_REQUIREMENT_
All of the entries must be reproduced exactly, with no images carried over.

_DATA ENTRIES_
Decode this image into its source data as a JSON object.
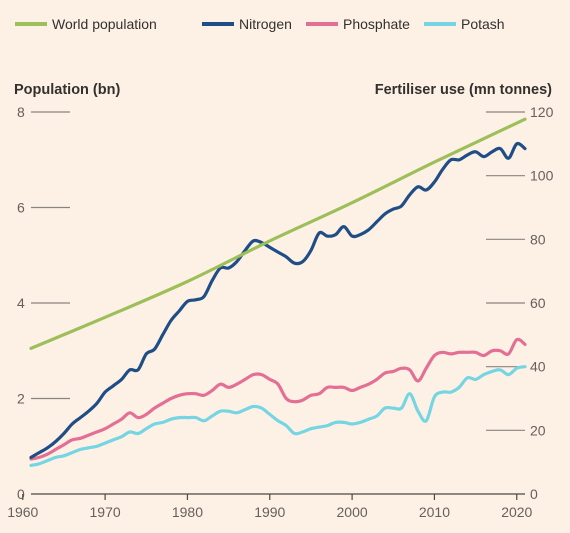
{
  "chart_data": {
    "type": "line",
    "legend": [
      {
        "name": "World population",
        "color": "#9dbf5a"
      },
      {
        "name": "Nitrogen",
        "color": "#1f4e86"
      },
      {
        "name": "Phosphate",
        "color": "#e46f95"
      },
      {
        "name": "Potash",
        "color": "#76d5e2"
      }
    ],
    "legend_position": "top-left",
    "left_axis": {
      "title": "Population (bn)",
      "ticks": [
        "0",
        "2",
        "4",
        "6",
        "8"
      ],
      "range": [
        0,
        8
      ]
    },
    "right_axis": {
      "title": "Fertiliser use (mn tonnes)",
      "ticks": [
        "0",
        "20",
        "40",
        "60",
        "80",
        "100",
        "120"
      ],
      "range": [
        0,
        120
      ]
    },
    "x_axis": {
      "ticks": [
        "1960",
        "1970",
        "1980",
        "1990",
        "2000",
        "2010",
        "2020"
      ],
      "range": [
        1961,
        2021
      ]
    },
    "grid": true,
    "series": [
      {
        "name": "World population",
        "axis": "left",
        "color": "#9dbf5a",
        "x": [
          1961,
          1970,
          1980,
          1990,
          2000,
          2010,
          2021
        ],
        "y": [
          3.05,
          3.7,
          4.45,
          5.3,
          6.1,
          6.95,
          7.85
        ]
      },
      {
        "name": "Nitrogen",
        "axis": "right",
        "color": "#1f4e86",
        "x": [
          1961,
          1962,
          1963,
          1964,
          1965,
          1966,
          1967,
          1968,
          1969,
          1970,
          1971,
          1972,
          1973,
          1974,
          1975,
          1976,
          1977,
          1978,
          1979,
          1980,
          1981,
          1982,
          1983,
          1984,
          1985,
          1986,
          1987,
          1988,
          1989,
          1990,
          1991,
          1992,
          1993,
          1994,
          1995,
          1996,
          1997,
          1998,
          1999,
          2000,
          2001,
          2002,
          2003,
          2004,
          2005,
          2006,
          2007,
          2008,
          2009,
          2010,
          2011,
          2012,
          2013,
          2014,
          2015,
          2016,
          2017,
          2018,
          2019,
          2020,
          2021
        ],
        "y": [
          11.5,
          13,
          14.5,
          16.5,
          19,
          22,
          24,
          26,
          28.5,
          32,
          34,
          36,
          39,
          39,
          44,
          45.5,
          50,
          54.5,
          57.5,
          60.5,
          61,
          62,
          67,
          71,
          71,
          73,
          76.5,
          79.5,
          79,
          77.5,
          76,
          74.5,
          72.5,
          73,
          76.5,
          82,
          81,
          81.5,
          84,
          81,
          81.5,
          83,
          85.5,
          88,
          89.5,
          90.5,
          94,
          96.5,
          95.5,
          98,
          102,
          105,
          105,
          106.5,
          107.5,
          106,
          107.5,
          108.5,
          105.5,
          110,
          108.5
        ]
      },
      {
        "name": "Phosphate",
        "axis": "right",
        "color": "#e46f95",
        "x": [
          1961,
          1962,
          1963,
          1964,
          1965,
          1966,
          1967,
          1968,
          1969,
          1970,
          1971,
          1972,
          1973,
          1974,
          1975,
          1976,
          1977,
          1978,
          1979,
          1980,
          1981,
          1982,
          1983,
          1984,
          1985,
          1986,
          1987,
          1988,
          1989,
          1990,
          1991,
          1992,
          1993,
          1994,
          1995,
          1996,
          1997,
          1998,
          1999,
          2000,
          2001,
          2002,
          2003,
          2004,
          2005,
          2006,
          2007,
          2008,
          2009,
          2010,
          2011,
          2012,
          2013,
          2014,
          2015,
          2016,
          2017,
          2018,
          2019,
          2020,
          2021
        ],
        "y": [
          11,
          11.5,
          12.5,
          14,
          15.5,
          17,
          17.5,
          18.5,
          19.5,
          20.5,
          22,
          23.5,
          25.5,
          24,
          25,
          27,
          28.5,
          30,
          31,
          31.5,
          31.5,
          31,
          32.5,
          34.5,
          33.5,
          34.5,
          36,
          37.5,
          37.5,
          36,
          34.5,
          30,
          29,
          29.5,
          31,
          31.5,
          33.5,
          33.5,
          33.5,
          32.5,
          33.5,
          34.5,
          36,
          38,
          38.5,
          39.5,
          39,
          35.5,
          39.5,
          43.5,
          44.5,
          44,
          44.5,
          44.5,
          44.5,
          43.5,
          45,
          45,
          44,
          48.5,
          47
        ]
      },
      {
        "name": "Potash",
        "axis": "right",
        "color": "#76d5e2",
        "x": [
          1961,
          1962,
          1963,
          1964,
          1965,
          1966,
          1967,
          1968,
          1969,
          1970,
          1971,
          1972,
          1973,
          1974,
          1975,
          1976,
          1977,
          1978,
          1979,
          1980,
          1981,
          1982,
          1983,
          1984,
          1985,
          1986,
          1987,
          1988,
          1989,
          1990,
          1991,
          1992,
          1993,
          1994,
          1995,
          1996,
          1997,
          1998,
          1999,
          2000,
          2001,
          2002,
          2003,
          2004,
          2005,
          2006,
          2007,
          2008,
          2009,
          2010,
          2011,
          2012,
          2013,
          2014,
          2015,
          2016,
          2017,
          2018,
          2019,
          2020,
          2021
        ],
        "y": [
          9,
          9.5,
          10.5,
          11.5,
          12,
          13,
          14,
          14.5,
          15,
          16,
          17,
          18,
          19.5,
          19,
          20.5,
          22,
          22.5,
          23.5,
          24,
          24,
          24,
          23,
          24.5,
          26,
          26,
          25.5,
          26.5,
          27.5,
          27,
          25,
          23,
          21.5,
          19,
          19.5,
          20.5,
          21,
          21.5,
          22.5,
          22.5,
          22,
          22.5,
          23.5,
          24.5,
          27,
          27,
          27,
          31.5,
          26,
          23,
          30.5,
          32,
          32,
          33.5,
          36.5,
          36,
          37.5,
          38.5,
          39,
          37.5,
          39.5,
          40
        ]
      }
    ]
  }
}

_TASK RESPONSE_
Decode this image into its source data as a JSON object.
{
  "chart_data": {
    "type": "line",
    "legend": [
      {
        "name": "World population",
        "color": "#9dbf5a"
      },
      {
        "name": "Nitrogen",
        "color": "#1f4e86"
      },
      {
        "name": "Phosphate",
        "color": "#e46f95"
      },
      {
        "name": "Potash",
        "color": "#76d5e2"
      }
    ],
    "legend_position": "top-left",
    "left_axis": {
      "title": "Population (bn)",
      "ticks": [
        "0",
        "2",
        "4",
        "6",
        "8"
      ],
      "range": [
        0,
        8
      ]
    },
    "right_axis": {
      "title": "Fertiliser use (mn tonnes)",
      "ticks": [
        "0",
        "20",
        "40",
        "60",
        "80",
        "100",
        "120"
      ],
      "range": [
        0,
        120
      ]
    },
    "x_axis": {
      "ticks": [
        "1960",
        "1970",
        "1980",
        "1990",
        "2000",
        "2010",
        "2020"
      ],
      "range": [
        1961,
        2021
      ]
    },
    "grid": true,
    "series": [
      {
        "name": "World population",
        "axis": "left",
        "color": "#9dbf5a",
        "x": [
          1961,
          1970,
          1980,
          1990,
          2000,
          2010,
          2021
        ],
        "y": [
          3.05,
          3.7,
          4.45,
          5.3,
          6.1,
          6.95,
          7.85
        ]
      },
      {
        "name": "Nitrogen",
        "axis": "right",
        "color": "#1f4e86",
        "x": [
          1961,
          1962,
          1963,
          1964,
          1965,
          1966,
          1967,
          1968,
          1969,
          1970,
          1971,
          1972,
          1973,
          1974,
          1975,
          1976,
          1977,
          1978,
          1979,
          1980,
          1981,
          1982,
          1983,
          1984,
          1985,
          1986,
          1987,
          1988,
          1989,
          1990,
          1991,
          1992,
          1993,
          1994,
          1995,
          1996,
          1997,
          1998,
          1999,
          2000,
          2001,
          2002,
          2003,
          2004,
          2005,
          2006,
          2007,
          2008,
          2009,
          2010,
          2011,
          2012,
          2013,
          2014,
          2015,
          2016,
          2017,
          2018,
          2019,
          2020,
          2021
        ],
        "y": [
          11.5,
          13,
          14.5,
          16.5,
          19,
          22,
          24,
          26,
          28.5,
          32,
          34,
          36,
          39,
          39,
          44,
          45.5,
          50,
          54.5,
          57.5,
          60.5,
          61,
          62,
          67,
          71,
          71,
          73,
          76.5,
          79.5,
          79,
          77.5,
          76,
          74.5,
          72.5,
          73,
          76.5,
          82,
          81,
          81.5,
          84,
          81,
          81.5,
          83,
          85.5,
          88,
          89.5,
          90.5,
          94,
          96.5,
          95.5,
          98,
          102,
          105,
          105,
          106.5,
          107.5,
          106,
          107.5,
          108.5,
          105.5,
          110,
          108.5
        ]
      },
      {
        "name": "Phosphate",
        "axis": "right",
        "color": "#e46f95",
        "x": [
          1961,
          1962,
          1963,
          1964,
          1965,
          1966,
          1967,
          1968,
          1969,
          1970,
          1971,
          1972,
          1973,
          1974,
          1975,
          1976,
          1977,
          1978,
          1979,
          1980,
          1981,
          1982,
          1983,
          1984,
          1985,
          1986,
          1987,
          1988,
          1989,
          1990,
          1991,
          1992,
          1993,
          1994,
          1995,
          1996,
          1997,
          1998,
          1999,
          2000,
          2001,
          2002,
          2003,
          2004,
          2005,
          2006,
          2007,
          2008,
          2009,
          2010,
          2011,
          2012,
          2013,
          2014,
          2015,
          2016,
          2017,
          2018,
          2019,
          2020,
          2021
        ],
        "y": [
          11,
          11.5,
          12.5,
          14,
          15.5,
          17,
          17.5,
          18.5,
          19.5,
          20.5,
          22,
          23.5,
          25.5,
          24,
          25,
          27,
          28.5,
          30,
          31,
          31.5,
          31.5,
          31,
          32.5,
          34.5,
          33.5,
          34.5,
          36,
          37.5,
          37.5,
          36,
          34.5,
          30,
          29,
          29.5,
          31,
          31.5,
          33.5,
          33.5,
          33.5,
          32.5,
          33.5,
          34.5,
          36,
          38,
          38.5,
          39.5,
          39,
          35.5,
          39.5,
          43.5,
          44.5,
          44,
          44.5,
          44.5,
          44.5,
          43.5,
          45,
          45,
          44,
          48.5,
          47
        ]
      },
      {
        "name": "Potash",
        "axis": "right",
        "color": "#76d5e2",
        "x": [
          1961,
          1962,
          1963,
          1964,
          1965,
          1966,
          1967,
          1968,
          1969,
          1970,
          1971,
          1972,
          1973,
          1974,
          1975,
          1976,
          1977,
          1978,
          1979,
          1980,
          1981,
          1982,
          1983,
          1984,
          1985,
          1986,
          1987,
          1988,
          1989,
          1990,
          1991,
          1992,
          1993,
          1994,
          1995,
          1996,
          1997,
          1998,
          1999,
          2000,
          2001,
          2002,
          2003,
          2004,
          2005,
          2006,
          2007,
          2008,
          2009,
          2010,
          2011,
          2012,
          2013,
          2014,
          2015,
          2016,
          2017,
          2018,
          2019,
          2020,
          2021
        ],
        "y": [
          9,
          9.5,
          10.5,
          11.5,
          12,
          13,
          14,
          14.5,
          15,
          16,
          17,
          18,
          19.5,
          19,
          20.5,
          22,
          22.5,
          23.5,
          24,
          24,
          24,
          23,
          24.5,
          26,
          26,
          25.5,
          26.5,
          27.5,
          27,
          25,
          23,
          21.5,
          19,
          19.5,
          20.5,
          21,
          21.5,
          22.5,
          22.5,
          22,
          22.5,
          23.5,
          24.5,
          27,
          27,
          27,
          31.5,
          26,
          23,
          30.5,
          32,
          32,
          33.5,
          36.5,
          36,
          37.5,
          38.5,
          39,
          37.5,
          39.5,
          40
        ]
      }
    ]
  }
}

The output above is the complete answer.